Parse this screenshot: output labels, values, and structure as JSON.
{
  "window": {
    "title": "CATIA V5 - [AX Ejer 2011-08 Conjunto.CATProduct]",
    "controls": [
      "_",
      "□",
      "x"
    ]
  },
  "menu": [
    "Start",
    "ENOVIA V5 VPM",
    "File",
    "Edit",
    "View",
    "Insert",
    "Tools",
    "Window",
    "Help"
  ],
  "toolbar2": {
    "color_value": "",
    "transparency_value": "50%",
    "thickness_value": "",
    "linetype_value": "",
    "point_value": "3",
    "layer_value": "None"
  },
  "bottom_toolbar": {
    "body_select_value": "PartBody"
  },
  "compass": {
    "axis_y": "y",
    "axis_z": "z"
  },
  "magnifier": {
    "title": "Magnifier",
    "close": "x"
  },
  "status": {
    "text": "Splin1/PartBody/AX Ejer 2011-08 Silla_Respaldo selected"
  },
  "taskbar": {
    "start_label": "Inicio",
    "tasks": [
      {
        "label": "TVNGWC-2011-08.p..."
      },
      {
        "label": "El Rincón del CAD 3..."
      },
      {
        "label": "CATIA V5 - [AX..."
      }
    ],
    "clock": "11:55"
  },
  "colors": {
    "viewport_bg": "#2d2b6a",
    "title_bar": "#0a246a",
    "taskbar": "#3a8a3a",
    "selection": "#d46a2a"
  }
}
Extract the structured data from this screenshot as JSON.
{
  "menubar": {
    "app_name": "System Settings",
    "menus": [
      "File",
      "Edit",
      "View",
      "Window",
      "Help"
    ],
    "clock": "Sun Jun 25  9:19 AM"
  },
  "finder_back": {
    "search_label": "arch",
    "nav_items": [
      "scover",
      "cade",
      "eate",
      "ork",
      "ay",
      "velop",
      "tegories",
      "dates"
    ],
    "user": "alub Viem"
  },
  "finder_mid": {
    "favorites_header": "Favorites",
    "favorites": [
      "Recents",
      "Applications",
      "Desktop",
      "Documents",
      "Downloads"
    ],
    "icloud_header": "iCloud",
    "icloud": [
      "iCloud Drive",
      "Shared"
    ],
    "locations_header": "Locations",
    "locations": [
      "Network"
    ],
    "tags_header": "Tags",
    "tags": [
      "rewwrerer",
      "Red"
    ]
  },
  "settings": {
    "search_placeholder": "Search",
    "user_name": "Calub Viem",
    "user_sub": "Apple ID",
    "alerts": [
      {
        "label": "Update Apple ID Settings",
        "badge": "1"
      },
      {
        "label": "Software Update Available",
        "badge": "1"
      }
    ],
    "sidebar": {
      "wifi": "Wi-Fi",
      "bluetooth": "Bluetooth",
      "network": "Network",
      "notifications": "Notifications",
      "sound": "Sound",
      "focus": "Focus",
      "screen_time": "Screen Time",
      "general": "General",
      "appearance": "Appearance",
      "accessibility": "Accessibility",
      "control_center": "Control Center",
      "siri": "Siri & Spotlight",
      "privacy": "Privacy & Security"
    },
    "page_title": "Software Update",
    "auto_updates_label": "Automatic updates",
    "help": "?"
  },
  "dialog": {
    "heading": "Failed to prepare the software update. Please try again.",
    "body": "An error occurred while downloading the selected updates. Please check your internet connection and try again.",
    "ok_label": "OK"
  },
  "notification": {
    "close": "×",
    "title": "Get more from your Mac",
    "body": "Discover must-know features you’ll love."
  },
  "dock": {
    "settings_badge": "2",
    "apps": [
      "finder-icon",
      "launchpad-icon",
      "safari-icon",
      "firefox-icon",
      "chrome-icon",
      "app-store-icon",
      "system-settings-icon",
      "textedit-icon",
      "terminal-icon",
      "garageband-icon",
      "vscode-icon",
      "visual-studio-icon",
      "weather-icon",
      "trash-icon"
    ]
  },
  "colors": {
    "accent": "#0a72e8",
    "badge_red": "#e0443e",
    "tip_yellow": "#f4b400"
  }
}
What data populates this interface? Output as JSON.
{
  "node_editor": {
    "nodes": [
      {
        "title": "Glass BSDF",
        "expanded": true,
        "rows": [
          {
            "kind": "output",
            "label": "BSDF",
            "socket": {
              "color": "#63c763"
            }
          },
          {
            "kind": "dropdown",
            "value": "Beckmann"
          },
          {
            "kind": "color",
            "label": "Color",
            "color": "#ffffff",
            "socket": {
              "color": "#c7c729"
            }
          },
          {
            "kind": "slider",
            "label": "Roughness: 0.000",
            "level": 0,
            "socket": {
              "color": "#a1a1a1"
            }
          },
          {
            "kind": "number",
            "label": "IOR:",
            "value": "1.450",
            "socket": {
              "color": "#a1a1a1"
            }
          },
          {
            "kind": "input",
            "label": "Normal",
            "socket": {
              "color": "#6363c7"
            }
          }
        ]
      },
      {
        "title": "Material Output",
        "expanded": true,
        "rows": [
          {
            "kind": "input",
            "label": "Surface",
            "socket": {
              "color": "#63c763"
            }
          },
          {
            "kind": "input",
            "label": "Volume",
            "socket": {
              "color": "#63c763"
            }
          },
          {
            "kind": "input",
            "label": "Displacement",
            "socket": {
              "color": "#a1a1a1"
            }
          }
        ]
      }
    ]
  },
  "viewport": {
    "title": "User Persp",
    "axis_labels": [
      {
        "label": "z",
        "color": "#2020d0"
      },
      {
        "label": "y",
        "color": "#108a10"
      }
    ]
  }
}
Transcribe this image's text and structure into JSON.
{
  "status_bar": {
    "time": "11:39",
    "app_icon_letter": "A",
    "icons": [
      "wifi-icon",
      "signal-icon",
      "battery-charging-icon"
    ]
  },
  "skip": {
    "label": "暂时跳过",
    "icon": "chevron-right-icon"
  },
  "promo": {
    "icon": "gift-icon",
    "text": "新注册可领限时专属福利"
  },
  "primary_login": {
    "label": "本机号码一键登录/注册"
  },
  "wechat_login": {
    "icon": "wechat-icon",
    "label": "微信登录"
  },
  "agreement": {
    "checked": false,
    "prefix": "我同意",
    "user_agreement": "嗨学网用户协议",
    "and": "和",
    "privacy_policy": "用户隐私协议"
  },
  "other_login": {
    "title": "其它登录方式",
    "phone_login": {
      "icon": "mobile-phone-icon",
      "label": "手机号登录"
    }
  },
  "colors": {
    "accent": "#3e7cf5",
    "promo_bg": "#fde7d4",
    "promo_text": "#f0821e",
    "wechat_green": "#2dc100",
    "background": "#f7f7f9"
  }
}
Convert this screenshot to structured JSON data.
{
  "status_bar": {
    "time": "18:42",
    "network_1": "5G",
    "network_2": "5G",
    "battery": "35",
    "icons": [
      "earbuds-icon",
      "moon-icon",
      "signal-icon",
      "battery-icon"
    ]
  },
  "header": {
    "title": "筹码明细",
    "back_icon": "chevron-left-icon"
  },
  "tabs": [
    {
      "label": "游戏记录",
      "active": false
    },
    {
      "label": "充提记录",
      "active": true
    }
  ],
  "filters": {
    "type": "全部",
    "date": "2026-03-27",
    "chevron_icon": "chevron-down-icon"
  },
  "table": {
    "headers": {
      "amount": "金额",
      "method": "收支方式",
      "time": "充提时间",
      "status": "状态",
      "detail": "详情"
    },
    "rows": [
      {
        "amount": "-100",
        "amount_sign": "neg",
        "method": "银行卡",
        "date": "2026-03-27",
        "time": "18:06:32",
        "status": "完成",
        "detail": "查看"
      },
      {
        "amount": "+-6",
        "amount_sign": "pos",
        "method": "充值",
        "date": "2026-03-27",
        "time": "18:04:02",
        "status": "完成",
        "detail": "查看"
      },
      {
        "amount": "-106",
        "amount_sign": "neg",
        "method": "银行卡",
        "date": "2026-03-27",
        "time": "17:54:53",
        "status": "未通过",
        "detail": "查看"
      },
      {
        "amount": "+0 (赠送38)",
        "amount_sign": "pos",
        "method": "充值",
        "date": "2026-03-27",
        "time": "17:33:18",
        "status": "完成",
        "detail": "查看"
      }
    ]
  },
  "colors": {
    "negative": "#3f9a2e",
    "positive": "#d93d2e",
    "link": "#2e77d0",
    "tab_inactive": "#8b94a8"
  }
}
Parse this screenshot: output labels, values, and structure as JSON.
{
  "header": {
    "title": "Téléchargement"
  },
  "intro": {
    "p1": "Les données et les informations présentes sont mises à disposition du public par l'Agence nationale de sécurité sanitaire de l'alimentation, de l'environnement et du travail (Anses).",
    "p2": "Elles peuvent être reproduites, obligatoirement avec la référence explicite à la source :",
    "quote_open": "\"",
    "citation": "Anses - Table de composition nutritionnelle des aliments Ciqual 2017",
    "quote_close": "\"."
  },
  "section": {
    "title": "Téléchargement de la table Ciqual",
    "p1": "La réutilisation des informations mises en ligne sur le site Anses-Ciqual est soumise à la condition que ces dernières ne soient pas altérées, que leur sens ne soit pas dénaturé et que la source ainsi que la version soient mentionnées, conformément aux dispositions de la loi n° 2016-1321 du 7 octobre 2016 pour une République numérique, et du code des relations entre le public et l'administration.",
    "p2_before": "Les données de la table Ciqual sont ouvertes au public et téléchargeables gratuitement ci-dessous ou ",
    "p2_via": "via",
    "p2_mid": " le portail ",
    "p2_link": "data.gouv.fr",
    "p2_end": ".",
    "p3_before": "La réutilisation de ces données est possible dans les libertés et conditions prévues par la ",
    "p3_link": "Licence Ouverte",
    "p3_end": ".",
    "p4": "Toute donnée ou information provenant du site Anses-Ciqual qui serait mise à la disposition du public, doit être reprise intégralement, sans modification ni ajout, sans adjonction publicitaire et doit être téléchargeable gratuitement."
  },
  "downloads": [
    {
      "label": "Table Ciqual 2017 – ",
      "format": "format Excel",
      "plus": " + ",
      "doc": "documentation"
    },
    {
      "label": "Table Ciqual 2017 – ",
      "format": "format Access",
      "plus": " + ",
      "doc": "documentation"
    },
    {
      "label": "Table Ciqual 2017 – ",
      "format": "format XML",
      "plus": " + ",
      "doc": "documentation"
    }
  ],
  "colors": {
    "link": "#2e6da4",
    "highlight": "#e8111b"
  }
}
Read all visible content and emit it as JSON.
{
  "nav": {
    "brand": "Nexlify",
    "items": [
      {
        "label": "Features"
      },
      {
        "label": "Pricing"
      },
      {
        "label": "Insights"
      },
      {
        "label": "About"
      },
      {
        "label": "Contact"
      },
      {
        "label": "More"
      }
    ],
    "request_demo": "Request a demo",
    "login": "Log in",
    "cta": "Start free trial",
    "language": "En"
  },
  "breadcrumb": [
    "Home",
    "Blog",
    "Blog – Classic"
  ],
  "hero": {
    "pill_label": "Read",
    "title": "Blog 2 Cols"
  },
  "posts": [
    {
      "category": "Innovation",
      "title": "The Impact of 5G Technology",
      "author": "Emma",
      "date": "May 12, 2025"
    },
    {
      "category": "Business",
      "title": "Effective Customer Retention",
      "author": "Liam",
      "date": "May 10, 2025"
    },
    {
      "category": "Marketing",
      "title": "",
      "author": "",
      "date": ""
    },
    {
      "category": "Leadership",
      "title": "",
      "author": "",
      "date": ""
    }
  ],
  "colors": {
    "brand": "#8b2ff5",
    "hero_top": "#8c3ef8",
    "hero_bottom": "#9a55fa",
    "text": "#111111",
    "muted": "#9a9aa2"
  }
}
__________________________________________________
Directive.
Look through the records and gather each line with the word "updates".

Solution for this task.
    "auto_updates_label": "Automatic updates",
    "body": "An error occurred while downloading the selected updates. Please check your internet connection and try again.",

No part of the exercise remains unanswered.